#### [Task to carry out]
Without including any pictures, write out the listing below exactly.

#### [Excerpts from a figure dataset]
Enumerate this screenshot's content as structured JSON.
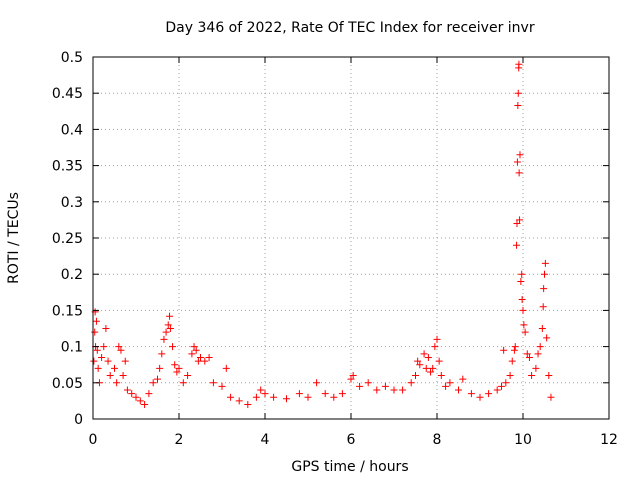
{
  "chart_data": {
    "type": "scatter",
    "title": "Day 346 of 2022, Rate Of TEC Index for receiver invr",
    "xlabel": "GPS time / hours",
    "ylabel": "ROTI / TECUs",
    "xlim": [
      0,
      12
    ],
    "ylim": [
      0,
      0.5
    ],
    "xticks": [
      0,
      2,
      4,
      6,
      8,
      10,
      12
    ],
    "yticks": [
      0,
      0.05,
      0.1,
      0.15,
      0.2,
      0.25,
      0.3,
      0.35,
      0.4,
      0.45,
      0.5
    ],
    "xtick_labels": [
      "0",
      "2",
      "4",
      "6",
      "8",
      "10",
      "12"
    ],
    "ytick_labels": [
      "0",
      "0.05",
      "0.1",
      "0.15",
      "0.2",
      "0.25",
      "0.3",
      "0.35",
      "0.4",
      "0.45",
      "0.5"
    ],
    "grid": true,
    "marker": "+",
    "marker_color": "#ff0000",
    "series": [
      {
        "name": "ROTI",
        "color": "#ff0000",
        "points": [
          [
            0.02,
            0.08
          ],
          [
            0.04,
            0.12
          ],
          [
            0.05,
            0.148
          ],
          [
            0.06,
            0.1
          ],
          [
            0.08,
            0.135
          ],
          [
            0.1,
            0.095
          ],
          [
            0.12,
            0.07
          ],
          [
            0.15,
            0.05
          ],
          [
            0.2,
            0.085
          ],
          [
            0.25,
            0.1
          ],
          [
            0.3,
            0.125
          ],
          [
            0.35,
            0.08
          ],
          [
            0.4,
            0.06
          ],
          [
            0.5,
            0.07
          ],
          [
            0.55,
            0.05
          ],
          [
            0.6,
            0.1
          ],
          [
            0.65,
            0.095
          ],
          [
            0.7,
            0.06
          ],
          [
            0.75,
            0.08
          ],
          [
            0.8,
            0.04
          ],
          [
            0.9,
            0.035
          ],
          [
            1.0,
            0.03
          ],
          [
            1.1,
            0.025
          ],
          [
            1.2,
            0.02
          ],
          [
            1.3,
            0.035
          ],
          [
            1.4,
            0.05
          ],
          [
            1.5,
            0.055
          ],
          [
            1.55,
            0.07
          ],
          [
            1.6,
            0.09
          ],
          [
            1.65,
            0.11
          ],
          [
            1.7,
            0.12
          ],
          [
            1.75,
            0.13
          ],
          [
            1.78,
            0.142
          ],
          [
            1.8,
            0.125
          ],
          [
            1.85,
            0.1
          ],
          [
            1.9,
            0.075
          ],
          [
            1.95,
            0.065
          ],
          [
            2.0,
            0.07
          ],
          [
            2.1,
            0.05
          ],
          [
            2.2,
            0.06
          ],
          [
            2.3,
            0.09
          ],
          [
            2.35,
            0.1
          ],
          [
            2.4,
            0.095
          ],
          [
            2.45,
            0.08
          ],
          [
            2.5,
            0.085
          ],
          [
            2.6,
            0.08
          ],
          [
            2.7,
            0.085
          ],
          [
            2.8,
            0.05
          ],
          [
            3.0,
            0.045
          ],
          [
            3.1,
            0.07
          ],
          [
            3.2,
            0.03
          ],
          [
            3.4,
            0.025
          ],
          [
            3.6,
            0.02
          ],
          [
            3.8,
            0.03
          ],
          [
            3.9,
            0.04
          ],
          [
            4.0,
            0.035
          ],
          [
            4.2,
            0.03
          ],
          [
            4.5,
            0.028
          ],
          [
            4.8,
            0.035
          ],
          [
            5.0,
            0.03
          ],
          [
            5.2,
            0.05
          ],
          [
            5.4,
            0.035
          ],
          [
            5.6,
            0.03
          ],
          [
            5.8,
            0.035
          ],
          [
            6.0,
            0.055
          ],
          [
            6.05,
            0.06
          ],
          [
            6.2,
            0.045
          ],
          [
            6.4,
            0.05
          ],
          [
            6.6,
            0.04
          ],
          [
            6.8,
            0.045
          ],
          [
            7.0,
            0.04
          ],
          [
            7.2,
            0.04
          ],
          [
            7.4,
            0.05
          ],
          [
            7.5,
            0.06
          ],
          [
            7.55,
            0.08
          ],
          [
            7.6,
            0.075
          ],
          [
            7.7,
            0.09
          ],
          [
            7.75,
            0.07
          ],
          [
            7.8,
            0.085
          ],
          [
            7.85,
            0.065
          ],
          [
            7.9,
            0.07
          ],
          [
            7.95,
            0.1
          ],
          [
            8.0,
            0.11
          ],
          [
            8.05,
            0.08
          ],
          [
            8.1,
            0.06
          ],
          [
            8.2,
            0.045
          ],
          [
            8.3,
            0.05
          ],
          [
            8.5,
            0.04
          ],
          [
            8.6,
            0.055
          ],
          [
            8.8,
            0.035
          ],
          [
            9.0,
            0.03
          ],
          [
            9.2,
            0.035
          ],
          [
            9.4,
            0.04
          ],
          [
            9.5,
            0.045
          ],
          [
            9.55,
            0.095
          ],
          [
            9.6,
            0.05
          ],
          [
            9.7,
            0.06
          ],
          [
            9.75,
            0.08
          ],
          [
            9.8,
            0.095
          ],
          [
            9.82,
            0.1
          ],
          [
            9.85,
            0.24
          ],
          [
            9.86,
            0.27
          ],
          [
            9.87,
            0.355
          ],
          [
            9.88,
            0.433
          ],
          [
            9.89,
            0.45
          ],
          [
            9.9,
            0.485
          ],
          [
            9.905,
            0.49
          ],
          [
            9.91,
            0.34
          ],
          [
            9.92,
            0.275
          ],
          [
            9.93,
            0.365
          ],
          [
            9.95,
            0.19
          ],
          [
            9.97,
            0.2
          ],
          [
            9.98,
            0.165
          ],
          [
            10.0,
            0.15
          ],
          [
            10.02,
            0.13
          ],
          [
            10.05,
            0.12
          ],
          [
            10.1,
            0.09
          ],
          [
            10.15,
            0.085
          ],
          [
            10.2,
            0.06
          ],
          [
            10.3,
            0.07
          ],
          [
            10.35,
            0.09
          ],
          [
            10.4,
            0.1
          ],
          [
            10.45,
            0.125
          ],
          [
            10.47,
            0.155
          ],
          [
            10.48,
            0.18
          ],
          [
            10.5,
            0.2
          ],
          [
            10.52,
            0.215
          ],
          [
            10.55,
            0.112
          ],
          [
            10.6,
            0.06
          ],
          [
            10.65,
            0.03
          ]
        ]
      }
    ]
  }
}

#### [Output for this exercise]
Enumerate this screenshot's content as structured JSON.
{
  "chart_data": {
    "type": "scatter",
    "title": "Day 346 of 2022, Rate Of TEC Index for receiver invr",
    "xlabel": "GPS time / hours",
    "ylabel": "ROTI / TECUs",
    "xlim": [
      0,
      12
    ],
    "ylim": [
      0,
      0.5
    ],
    "xticks": [
      0,
      2,
      4,
      6,
      8,
      10,
      12
    ],
    "yticks": [
      0,
      0.05,
      0.1,
      0.15,
      0.2,
      0.25,
      0.3,
      0.35,
      0.4,
      0.45,
      0.5
    ],
    "xtick_labels": [
      "0",
      "2",
      "4",
      "6",
      "8",
      "10",
      "12"
    ],
    "ytick_labels": [
      "0",
      "0.05",
      "0.1",
      "0.15",
      "0.2",
      "0.25",
      "0.3",
      "0.35",
      "0.4",
      "0.45",
      "0.5"
    ],
    "grid": true,
    "marker": "+",
    "marker_color": "#ff0000",
    "series": [
      {
        "name": "ROTI",
        "color": "#ff0000",
        "points": [
          [
            0.02,
            0.08
          ],
          [
            0.04,
            0.12
          ],
          [
            0.05,
            0.148
          ],
          [
            0.06,
            0.1
          ],
          [
            0.08,
            0.135
          ],
          [
            0.1,
            0.095
          ],
          [
            0.12,
            0.07
          ],
          [
            0.15,
            0.05
          ],
          [
            0.2,
            0.085
          ],
          [
            0.25,
            0.1
          ],
          [
            0.3,
            0.125
          ],
          [
            0.35,
            0.08
          ],
          [
            0.4,
            0.06
          ],
          [
            0.5,
            0.07
          ],
          [
            0.55,
            0.05
          ],
          [
            0.6,
            0.1
          ],
          [
            0.65,
            0.095
          ],
          [
            0.7,
            0.06
          ],
          [
            0.75,
            0.08
          ],
          [
            0.8,
            0.04
          ],
          [
            0.9,
            0.035
          ],
          [
            1.0,
            0.03
          ],
          [
            1.1,
            0.025
          ],
          [
            1.2,
            0.02
          ],
          [
            1.3,
            0.035
          ],
          [
            1.4,
            0.05
          ],
          [
            1.5,
            0.055
          ],
          [
            1.55,
            0.07
          ],
          [
            1.6,
            0.09
          ],
          [
            1.65,
            0.11
          ],
          [
            1.7,
            0.12
          ],
          [
            1.75,
            0.13
          ],
          [
            1.78,
            0.142
          ],
          [
            1.8,
            0.125
          ],
          [
            1.85,
            0.1
          ],
          [
            1.9,
            0.075
          ],
          [
            1.95,
            0.065
          ],
          [
            2.0,
            0.07
          ],
          [
            2.1,
            0.05
          ],
          [
            2.2,
            0.06
          ],
          [
            2.3,
            0.09
          ],
          [
            2.35,
            0.1
          ],
          [
            2.4,
            0.095
          ],
          [
            2.45,
            0.08
          ],
          [
            2.5,
            0.085
          ],
          [
            2.6,
            0.08
          ],
          [
            2.7,
            0.085
          ],
          [
            2.8,
            0.05
          ],
          [
            3.0,
            0.045
          ],
          [
            3.1,
            0.07
          ],
          [
            3.2,
            0.03
          ],
          [
            3.4,
            0.025
          ],
          [
            3.6,
            0.02
          ],
          [
            3.8,
            0.03
          ],
          [
            3.9,
            0.04
          ],
          [
            4.0,
            0.035
          ],
          [
            4.2,
            0.03
          ],
          [
            4.5,
            0.028
          ],
          [
            4.8,
            0.035
          ],
          [
            5.0,
            0.03
          ],
          [
            5.2,
            0.05
          ],
          [
            5.4,
            0.035
          ],
          [
            5.6,
            0.03
          ],
          [
            5.8,
            0.035
          ],
          [
            6.0,
            0.055
          ],
          [
            6.05,
            0.06
          ],
          [
            6.2,
            0.045
          ],
          [
            6.4,
            0.05
          ],
          [
            6.6,
            0.04
          ],
          [
            6.8,
            0.045
          ],
          [
            7.0,
            0.04
          ],
          [
            7.2,
            0.04
          ],
          [
            7.4,
            0.05
          ],
          [
            7.5,
            0.06
          ],
          [
            7.55,
            0.08
          ],
          [
            7.6,
            0.075
          ],
          [
            7.7,
            0.09
          ],
          [
            7.75,
            0.07
          ],
          [
            7.8,
            0.085
          ],
          [
            7.85,
            0.065
          ],
          [
            7.9,
            0.07
          ],
          [
            7.95,
            0.1
          ],
          [
            8.0,
            0.11
          ],
          [
            8.05,
            0.08
          ],
          [
            8.1,
            0.06
          ],
          [
            8.2,
            0.045
          ],
          [
            8.3,
            0.05
          ],
          [
            8.5,
            0.04
          ],
          [
            8.6,
            0.055
          ],
          [
            8.8,
            0.035
          ],
          [
            9.0,
            0.03
          ],
          [
            9.2,
            0.035
          ],
          [
            9.4,
            0.04
          ],
          [
            9.5,
            0.045
          ],
          [
            9.55,
            0.095
          ],
          [
            9.6,
            0.05
          ],
          [
            9.7,
            0.06
          ],
          [
            9.75,
            0.08
          ],
          [
            9.8,
            0.095
          ],
          [
            9.82,
            0.1
          ],
          [
            9.85,
            0.24
          ],
          [
            9.86,
            0.27
          ],
          [
            9.87,
            0.355
          ],
          [
            9.88,
            0.433
          ],
          [
            9.89,
            0.45
          ],
          [
            9.9,
            0.485
          ],
          [
            9.905,
            0.49
          ],
          [
            9.91,
            0.34
          ],
          [
            9.92,
            0.275
          ],
          [
            9.93,
            0.365
          ],
          [
            9.95,
            0.19
          ],
          [
            9.97,
            0.2
          ],
          [
            9.98,
            0.165
          ],
          [
            10.0,
            0.15
          ],
          [
            10.02,
            0.13
          ],
          [
            10.05,
            0.12
          ],
          [
            10.1,
            0.09
          ],
          [
            10.15,
            0.085
          ],
          [
            10.2,
            0.06
          ],
          [
            10.3,
            0.07
          ],
          [
            10.35,
            0.09
          ],
          [
            10.4,
            0.1
          ],
          [
            10.45,
            0.125
          ],
          [
            10.47,
            0.155
          ],
          [
            10.48,
            0.18
          ],
          [
            10.5,
            0.2
          ],
          [
            10.52,
            0.215
          ],
          [
            10.55,
            0.112
          ],
          [
            10.6,
            0.06
          ],
          [
            10.65,
            0.03
          ]
        ]
      }
    ]
  }
}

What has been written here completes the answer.